**REQUIRED TASK**
Write out the records that appear below, verbatim and complete, but without pictures.

**GIVEN RECORDS**
============================================================

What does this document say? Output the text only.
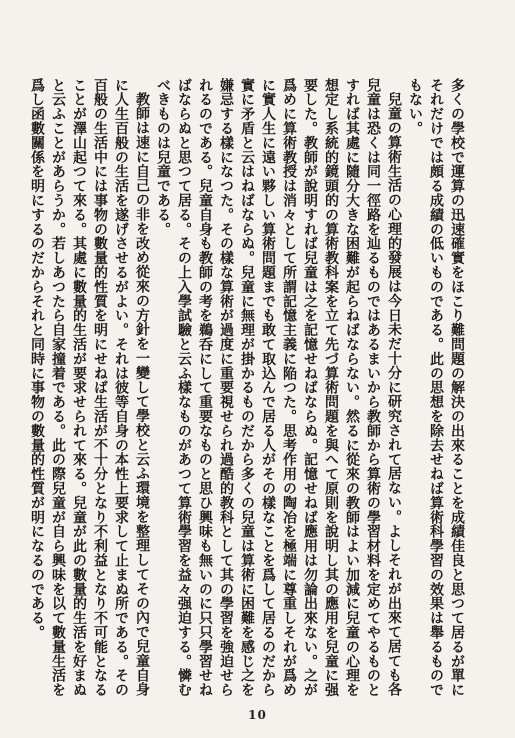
多くの學校で運算の迅速確實をほこり難問題の解決の出來ることを成績佳良と思つて居るが單にそれだけでは頗る成績の低いものである。此の思想を除去せねば算術科學習の效果は舉るものでもない。

兒童の算術生活の心理的發展は今日未だ十分に研究されて居ない。よしそれが出來て居ても各兒童は恐くは同一徑路を辿るものではあるまいから教師から算術の學習材料を定めてやるものとすれば其處に隨分大きな困難が起らねばならない。然るに從來の教師はよい加減に兒童の心理を想定し系統的鏡頭的の算術教科案を立て先づ算術問題を與へて原則を說明し其の應用を兒童に强要した。教師が說明すれば兒童は之を記憶せねばならぬ。記憶せねば應用は勿論出來ない。之が爲めに算術教授は消々として所謂記憶主義に陥つた。思考作用の陶冶を極端に尊重しそれが爲めに實人生に遠い夥しい算術問題までも敢て取込んで居る人がその樣なことを爲して居るのだから實に矛盾と云はねばならぬ。兒童に無理が掛かるものだから多くの兒童は算術に困難を感じ之を嫌忌する樣になつた。その樣な算術が過度に重要視せられ過酷的教科として其の學習を強迫せられるのである。兒童自身も教師の考を鵜呑にして重要なものと思ひ興味も無いのに只只學習せねばならぬと思つて居る。その上入學試驗と云ふ樣なものがあつて算術學習を益々强迫する。憐むべきものは兒童である。

教師は速に自己の非を改め從來の方針を一變して學校と云ふ環境を整理してその內で兒童自身に人生百般の生活を遂げさせるがよい。それは彼等自身の本性上要求して止まぬ所である。その百般の生活中には事物の數量的性質を明にせねば生活が不十分となり不利益となり不可能となることが澤山起つて來る。其處に數量的生活が要求せられて來る。兒童が此の數量的生活を好まぬと云ふことがあらうか。若しあつたら自家撞着である。此の際兒童が自ら興味を以て數量生活を爲し函數關係を明にするのだからそれと同時に事物の數量的性質が明になるのである。

10
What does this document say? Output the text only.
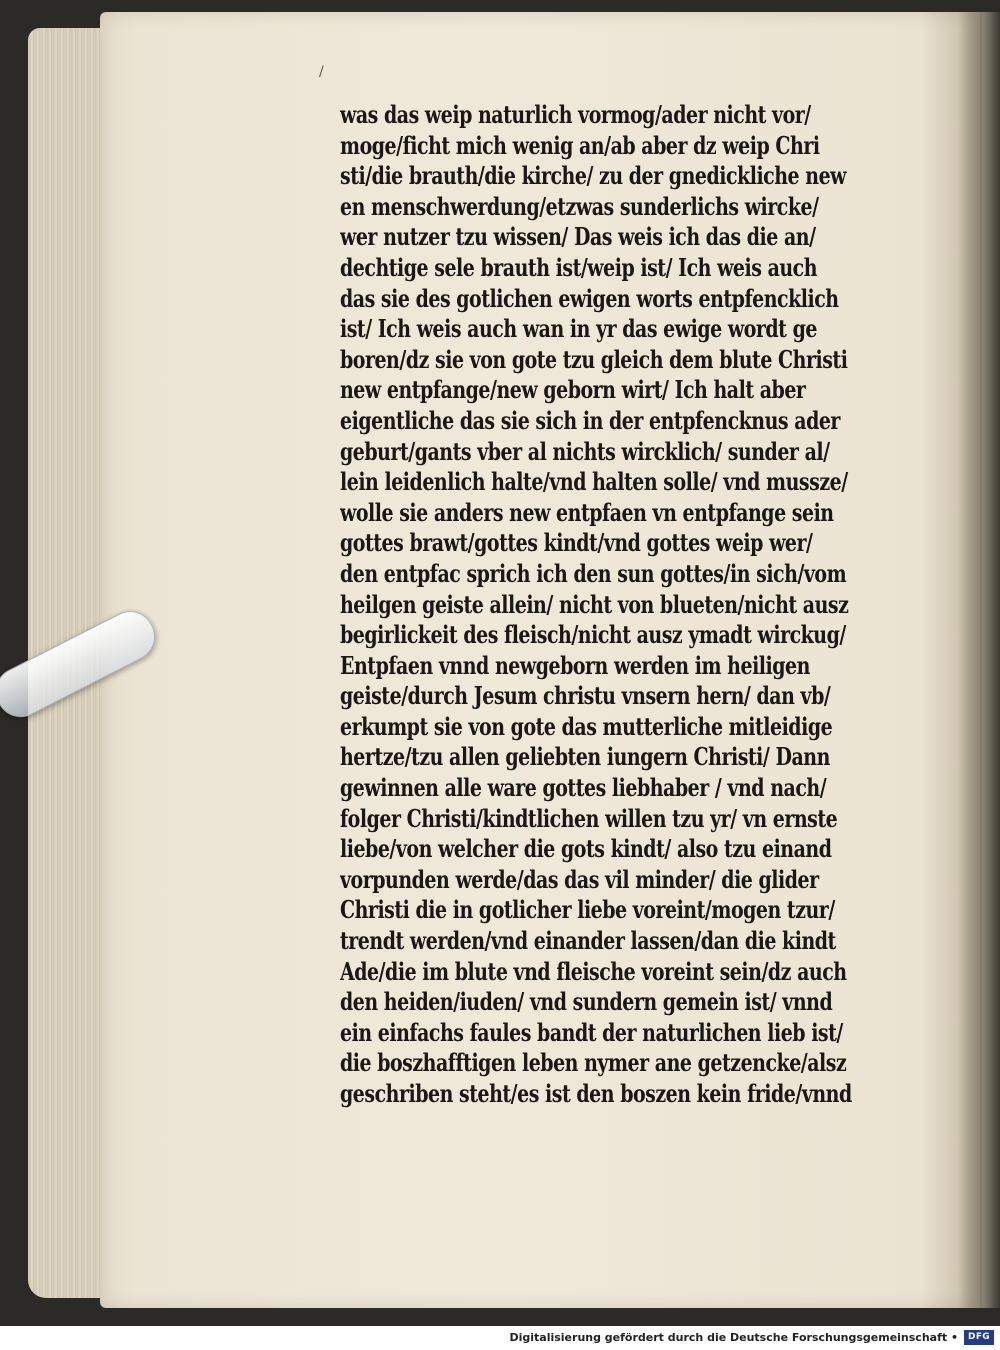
/
was das weip naturlich vormog/ader nicht vor/
moge/ficht mich wenig an/ab aber dz weip Chri
sti/die brauth/die kirche/ zu der gnedickliche new
en menschwerdung/etzwas sunderlichs wircke/
wer nutzer tzu wissen/ Das weis ich das die an/
dechtige sele brauth ist/weip ist/ Ich weis auch
das sie des gotlichen ewigen worts entpfencklich
ist/ Ich weis auch wan in yr das ewige wordt ge
boren/dz sie von gote tzu gleich dem blute Christi
new entpfange/new geborn wirt/ Ich halt aber
eigentliche das sie sich in der entpfencknus ader
geburt/gants vber al nichts wircklich/ sunder al/
lein leidenlich halte/vnd halten solle/ vnd mussze/
wolle sie anders new entpfaen vn entpfange sein
gottes brawt/gottes kindt/vnd gottes weip wer/
den entpfac sprich ich den sun gottes/in sich/vom
heilgen geiste allein/ nicht von blueten/nicht ausz
begirlickeit des fleisch/nicht ausz ymadt wirckug/
Entpfaen vnnd newgeborn werden im heiligen
geiste/durch Jesum christu vnsern hern/ dan vb/
erkumpt sie von gote das mutterliche mitleidige
hertze/tzu allen geliebten iungern Christi/ Dann
gewinnen alle ware gottes liebhaber / vnd nach/
folger Christi/kindtlichen willen tzu yr/ vn ernste
liebe/von welcher die gots kindt/ also tzu einand
vorpunden werde/das das vil minder/ die glider
Christi die in gotlicher liebe voreint/mogen tzur/
trendt werden/vnd einander lassen/dan die kindt
Ade/die im blute vnd fleische voreint sein/dz auch
den heiden/iuden/ vnd sundern gemein ist/ vnnd
ein einfachs faules bandt der naturlichen lieb ist/
die boszhafftigen leben nymer ane getzencke/alsz
geschriben steht/es ist den boszen kein fride/vnnd
Digitalisierung gefördert durch die Deutsche Forschungsgemeinschaft •	DFG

============================================================

**WRITTEN REPLY**
What does this document say? Output the text only.
多くの學校で運算の迅速確實をほこり難問題の解決の出來ることを成績佳良と思つて居るが單にそれだけでは頗る成績の低いものである。此の思想を除去せねば算術科學習の效果は舉るものでもない。

兒童の算術生活の心理的發展は今日未だ十分に研究されて居ない。よしそれが出來て居ても各兒童は恐くは同一徑路を辿るものではあるまいから教師から算術の學習材料を定めてやるものとすれば其處に隨分大きな困難が起らねばならない。然るに從來の教師はよい加減に兒童の心理を想定し系統的鏡頭的の算術教科案を立て先づ算術問題を與へて原則を說明し其の應用を兒童に强要した。教師が說明すれば兒童は之を記憶せねばならぬ。記憶せねば應用は勿論出來ない。之が爲めに算術教授は消々として所謂記憶主義に陥つた。思考作用の陶冶を極端に尊重しそれが爲めに實人生に遠い夥しい算術問題までも敢て取込んで居る人がその樣なことを爲して居るのだから實に矛盾と云はねばならぬ。兒童に無理が掛かるものだから多くの兒童は算術に困難を感じ之を嫌忌する樣になつた。その樣な算術が過度に重要視せられ過酷的教科として其の學習を強迫せられるのである。兒童自身も教師の考を鵜呑にして重要なものと思ひ興味も無いのに只只學習せねばならぬと思つて居る。その上入學試驗と云ふ樣なものがあつて算術學習を益々强迫する。憐むべきものは兒童である。

教師は速に自己の非を改め從來の方針を一變して學校と云ふ環境を整理してその內で兒童自身に人生百般の生活を遂げさせるがよい。それは彼等自身の本性上要求して止まぬ所である。その百般の生活中には事物の數量的性質を明にせねば生活が不十分となり不利益となり不可能となることが澤山起つて來る。其處に數量的生活が要求せられて來る。兒童が此の數量的生活を好まぬと云ふことがあらうか。若しあつたら自家撞着である。此の際兒童が自ら興味を以て數量生活を爲し函數關係を明にするのだからそれと同時に事物の數量的性質が明になるのである。

10
What does this document say? Output the text only.
/
was das weip naturlich vormog/ader nicht vor/
moge/ficht mich wenig an/ab aber dz weip Chri
sti/die brauth/die kirche/ zu der gnedickliche new
en menschwerdung/etzwas sunderlichs wircke/
wer nutzer tzu wissen/ Das weis ich das die an/
dechtige sele brauth ist/weip ist/ Ich weis auch
das sie des gotlichen ewigen worts entpfencklich
ist/ Ich weis auch wan in yr das ewige wordt ge
boren/dz sie von gote tzu gleich dem blute Christi
new entpfange/new geborn wirt/ Ich halt aber
eigentliche das sie sich in der entpfencknus ader
geburt/gants vber al nichts wircklich/ sunder al/
lein leidenlich halte/vnd halten solle/ vnd mussze/
wolle sie anders new entpfaen vn entpfange sein
gottes brawt/gottes kindt/vnd gottes weip wer/
den entpfac sprich ich den sun gottes/in sich/vom
heilgen geiste allein/ nicht von blueten/nicht ausz
begirlickeit des fleisch/nicht ausz ymadt wirckug/
Entpfaen vnnd newgeborn werden im heiligen
geiste/durch Jesum christu vnsern hern/ dan vb/
erkumpt sie von gote das mutterliche mitleidige
hertze/tzu allen geliebten iungern Christi/ Dann
gewinnen alle ware gottes liebhaber / vnd nach/
folger Christi/kindtlichen willen tzu yr/ vn ernste
liebe/von welcher die gots kindt/ also tzu einand
vorpunden werde/das das vil minder/ die glider
Christi die in gotlicher liebe voreint/mogen tzur/
trendt werden/vnd einander lassen/dan die kindt
Ade/die im blute vnd fleische voreint sein/dz auch
den heiden/iuden/ vnd sundern gemein ist/ vnnd
ein einfachs faules bandt der naturlichen lieb ist/
die boszhafftigen leben nymer ane getzencke/alsz
geschriben steht/es ist den boszen kein fride/vnnd
Digitalisierung gefördert durch die Deutsche Forschungsgemeinschaft •	DFG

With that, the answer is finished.